● **PROBLEM TO WORK ON**
Take every line where the string "pattern" appears and copy it.

● **ROWS**
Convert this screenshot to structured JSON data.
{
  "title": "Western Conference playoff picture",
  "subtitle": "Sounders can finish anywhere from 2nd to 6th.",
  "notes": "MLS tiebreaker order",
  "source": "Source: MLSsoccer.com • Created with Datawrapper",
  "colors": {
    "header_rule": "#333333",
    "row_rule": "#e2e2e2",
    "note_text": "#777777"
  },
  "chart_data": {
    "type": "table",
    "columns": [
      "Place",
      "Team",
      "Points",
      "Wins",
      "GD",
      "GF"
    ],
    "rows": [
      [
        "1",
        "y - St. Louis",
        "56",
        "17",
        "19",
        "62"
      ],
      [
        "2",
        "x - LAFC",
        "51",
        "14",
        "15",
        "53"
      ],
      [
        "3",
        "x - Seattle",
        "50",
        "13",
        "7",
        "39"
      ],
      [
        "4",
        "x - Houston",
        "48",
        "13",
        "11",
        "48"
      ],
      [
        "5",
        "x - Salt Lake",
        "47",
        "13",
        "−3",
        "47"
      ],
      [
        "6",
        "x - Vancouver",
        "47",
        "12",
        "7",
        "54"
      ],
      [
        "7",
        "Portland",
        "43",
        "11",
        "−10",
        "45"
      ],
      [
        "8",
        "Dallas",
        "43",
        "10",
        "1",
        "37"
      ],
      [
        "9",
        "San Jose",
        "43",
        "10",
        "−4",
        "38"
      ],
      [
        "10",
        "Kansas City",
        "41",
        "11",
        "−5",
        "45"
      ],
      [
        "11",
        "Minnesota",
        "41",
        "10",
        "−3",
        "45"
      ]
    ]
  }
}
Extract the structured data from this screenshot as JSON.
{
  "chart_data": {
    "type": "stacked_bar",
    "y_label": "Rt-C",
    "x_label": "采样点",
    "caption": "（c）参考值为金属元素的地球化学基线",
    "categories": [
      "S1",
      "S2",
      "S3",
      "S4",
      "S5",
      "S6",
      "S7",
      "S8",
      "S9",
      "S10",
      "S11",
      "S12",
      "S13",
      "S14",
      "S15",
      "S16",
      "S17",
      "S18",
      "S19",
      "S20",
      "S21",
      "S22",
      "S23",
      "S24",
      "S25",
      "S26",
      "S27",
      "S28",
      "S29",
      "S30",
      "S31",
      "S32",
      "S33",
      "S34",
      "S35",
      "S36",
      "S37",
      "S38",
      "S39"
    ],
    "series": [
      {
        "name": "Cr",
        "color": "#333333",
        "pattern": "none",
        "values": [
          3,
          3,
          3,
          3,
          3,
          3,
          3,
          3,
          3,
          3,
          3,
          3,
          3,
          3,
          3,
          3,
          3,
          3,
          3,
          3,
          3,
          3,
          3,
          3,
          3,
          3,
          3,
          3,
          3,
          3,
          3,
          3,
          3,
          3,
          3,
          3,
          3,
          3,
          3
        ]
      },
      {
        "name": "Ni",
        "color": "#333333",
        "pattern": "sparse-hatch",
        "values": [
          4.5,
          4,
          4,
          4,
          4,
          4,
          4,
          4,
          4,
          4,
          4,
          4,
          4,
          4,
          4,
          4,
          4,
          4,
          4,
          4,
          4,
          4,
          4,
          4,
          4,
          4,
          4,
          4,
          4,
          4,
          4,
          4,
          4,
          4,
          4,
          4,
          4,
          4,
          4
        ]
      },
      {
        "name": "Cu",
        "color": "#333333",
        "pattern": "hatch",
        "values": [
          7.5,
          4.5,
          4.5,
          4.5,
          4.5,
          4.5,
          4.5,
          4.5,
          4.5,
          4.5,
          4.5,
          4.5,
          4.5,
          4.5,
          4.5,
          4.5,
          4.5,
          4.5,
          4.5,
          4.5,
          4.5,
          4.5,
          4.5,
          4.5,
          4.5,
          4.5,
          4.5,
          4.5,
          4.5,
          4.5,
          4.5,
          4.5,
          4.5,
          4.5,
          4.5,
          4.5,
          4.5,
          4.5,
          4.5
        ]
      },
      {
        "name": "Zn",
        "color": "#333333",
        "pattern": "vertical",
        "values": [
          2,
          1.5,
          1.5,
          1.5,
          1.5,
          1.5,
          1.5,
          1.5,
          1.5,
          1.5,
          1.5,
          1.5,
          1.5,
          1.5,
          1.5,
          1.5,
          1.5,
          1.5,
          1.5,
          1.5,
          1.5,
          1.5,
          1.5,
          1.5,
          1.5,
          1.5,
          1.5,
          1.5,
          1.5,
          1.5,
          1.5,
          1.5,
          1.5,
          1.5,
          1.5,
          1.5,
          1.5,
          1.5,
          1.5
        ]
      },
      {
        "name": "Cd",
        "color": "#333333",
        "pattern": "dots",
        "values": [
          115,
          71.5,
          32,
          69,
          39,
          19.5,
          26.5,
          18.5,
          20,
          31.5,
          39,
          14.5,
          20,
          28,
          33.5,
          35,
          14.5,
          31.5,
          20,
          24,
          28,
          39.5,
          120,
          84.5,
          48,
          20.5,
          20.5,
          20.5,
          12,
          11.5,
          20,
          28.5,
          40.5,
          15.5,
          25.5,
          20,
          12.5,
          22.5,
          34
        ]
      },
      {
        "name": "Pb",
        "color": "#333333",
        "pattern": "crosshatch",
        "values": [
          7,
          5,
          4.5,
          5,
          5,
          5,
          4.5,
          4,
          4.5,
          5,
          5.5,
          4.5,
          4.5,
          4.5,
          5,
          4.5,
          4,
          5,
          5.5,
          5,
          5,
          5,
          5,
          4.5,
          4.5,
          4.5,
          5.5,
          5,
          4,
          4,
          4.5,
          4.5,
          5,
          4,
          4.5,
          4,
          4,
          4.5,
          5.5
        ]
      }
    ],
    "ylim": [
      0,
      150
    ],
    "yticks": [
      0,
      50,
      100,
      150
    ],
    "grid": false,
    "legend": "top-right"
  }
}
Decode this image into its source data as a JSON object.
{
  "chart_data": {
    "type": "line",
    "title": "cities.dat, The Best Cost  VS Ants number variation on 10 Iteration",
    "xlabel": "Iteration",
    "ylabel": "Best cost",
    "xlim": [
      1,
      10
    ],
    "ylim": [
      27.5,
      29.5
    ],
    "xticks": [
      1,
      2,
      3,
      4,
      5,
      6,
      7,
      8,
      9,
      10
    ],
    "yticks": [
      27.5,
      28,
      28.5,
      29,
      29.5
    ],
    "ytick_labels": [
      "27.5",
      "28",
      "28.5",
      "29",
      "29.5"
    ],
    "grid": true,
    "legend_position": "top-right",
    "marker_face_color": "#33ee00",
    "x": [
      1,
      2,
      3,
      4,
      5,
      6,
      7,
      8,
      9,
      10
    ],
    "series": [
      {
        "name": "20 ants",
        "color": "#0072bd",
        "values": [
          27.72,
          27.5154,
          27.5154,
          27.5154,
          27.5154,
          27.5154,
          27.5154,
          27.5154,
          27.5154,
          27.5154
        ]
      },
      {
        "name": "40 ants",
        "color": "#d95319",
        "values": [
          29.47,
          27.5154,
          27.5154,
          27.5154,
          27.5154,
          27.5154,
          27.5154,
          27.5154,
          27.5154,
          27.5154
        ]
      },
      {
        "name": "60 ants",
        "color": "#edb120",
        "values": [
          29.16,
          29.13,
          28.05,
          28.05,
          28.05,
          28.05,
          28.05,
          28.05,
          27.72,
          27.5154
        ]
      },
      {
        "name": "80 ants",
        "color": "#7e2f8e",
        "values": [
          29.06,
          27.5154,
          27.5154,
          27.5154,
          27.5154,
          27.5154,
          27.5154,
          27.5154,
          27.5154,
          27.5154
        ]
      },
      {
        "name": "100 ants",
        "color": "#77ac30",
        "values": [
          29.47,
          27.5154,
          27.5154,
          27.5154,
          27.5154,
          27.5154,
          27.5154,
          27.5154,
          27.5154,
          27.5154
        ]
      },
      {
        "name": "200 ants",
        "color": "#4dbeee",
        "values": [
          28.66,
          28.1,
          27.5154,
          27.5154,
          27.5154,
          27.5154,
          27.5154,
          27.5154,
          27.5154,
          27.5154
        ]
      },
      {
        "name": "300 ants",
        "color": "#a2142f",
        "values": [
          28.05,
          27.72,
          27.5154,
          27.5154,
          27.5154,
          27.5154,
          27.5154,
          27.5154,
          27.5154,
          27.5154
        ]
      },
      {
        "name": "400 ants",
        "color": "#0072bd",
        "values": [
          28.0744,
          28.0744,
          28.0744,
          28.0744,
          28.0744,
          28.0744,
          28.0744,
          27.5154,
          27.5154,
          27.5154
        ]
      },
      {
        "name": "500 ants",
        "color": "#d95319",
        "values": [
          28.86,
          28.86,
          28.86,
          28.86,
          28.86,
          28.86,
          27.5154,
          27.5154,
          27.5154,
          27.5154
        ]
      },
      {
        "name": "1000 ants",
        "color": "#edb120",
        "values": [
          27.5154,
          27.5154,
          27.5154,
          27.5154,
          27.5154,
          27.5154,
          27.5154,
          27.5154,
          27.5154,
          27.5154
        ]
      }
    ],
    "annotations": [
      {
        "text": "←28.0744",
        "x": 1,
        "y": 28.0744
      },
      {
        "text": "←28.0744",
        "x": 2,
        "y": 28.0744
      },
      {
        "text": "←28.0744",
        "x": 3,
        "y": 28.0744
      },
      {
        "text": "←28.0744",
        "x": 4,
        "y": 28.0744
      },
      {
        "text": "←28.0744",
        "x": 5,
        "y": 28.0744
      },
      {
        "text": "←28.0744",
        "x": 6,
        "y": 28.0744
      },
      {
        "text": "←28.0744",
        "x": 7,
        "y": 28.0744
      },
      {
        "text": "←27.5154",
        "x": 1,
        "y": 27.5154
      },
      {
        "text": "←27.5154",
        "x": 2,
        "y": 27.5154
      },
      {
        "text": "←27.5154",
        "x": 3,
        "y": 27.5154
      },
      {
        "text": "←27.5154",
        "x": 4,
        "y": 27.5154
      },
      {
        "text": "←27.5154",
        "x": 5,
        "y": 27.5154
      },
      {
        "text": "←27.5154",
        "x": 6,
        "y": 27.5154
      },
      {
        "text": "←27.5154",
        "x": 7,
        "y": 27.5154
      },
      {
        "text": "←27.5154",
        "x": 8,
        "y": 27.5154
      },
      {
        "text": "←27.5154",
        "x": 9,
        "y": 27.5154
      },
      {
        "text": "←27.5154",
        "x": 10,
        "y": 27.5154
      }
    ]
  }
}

● **THE RESPONSE**
        "pattern": "none",
        "pattern": "sparse-hatch",
        "pattern": "hatch",
        "pattern": "vertical",
        "pattern": "dots",
        "pattern": "crosshatch",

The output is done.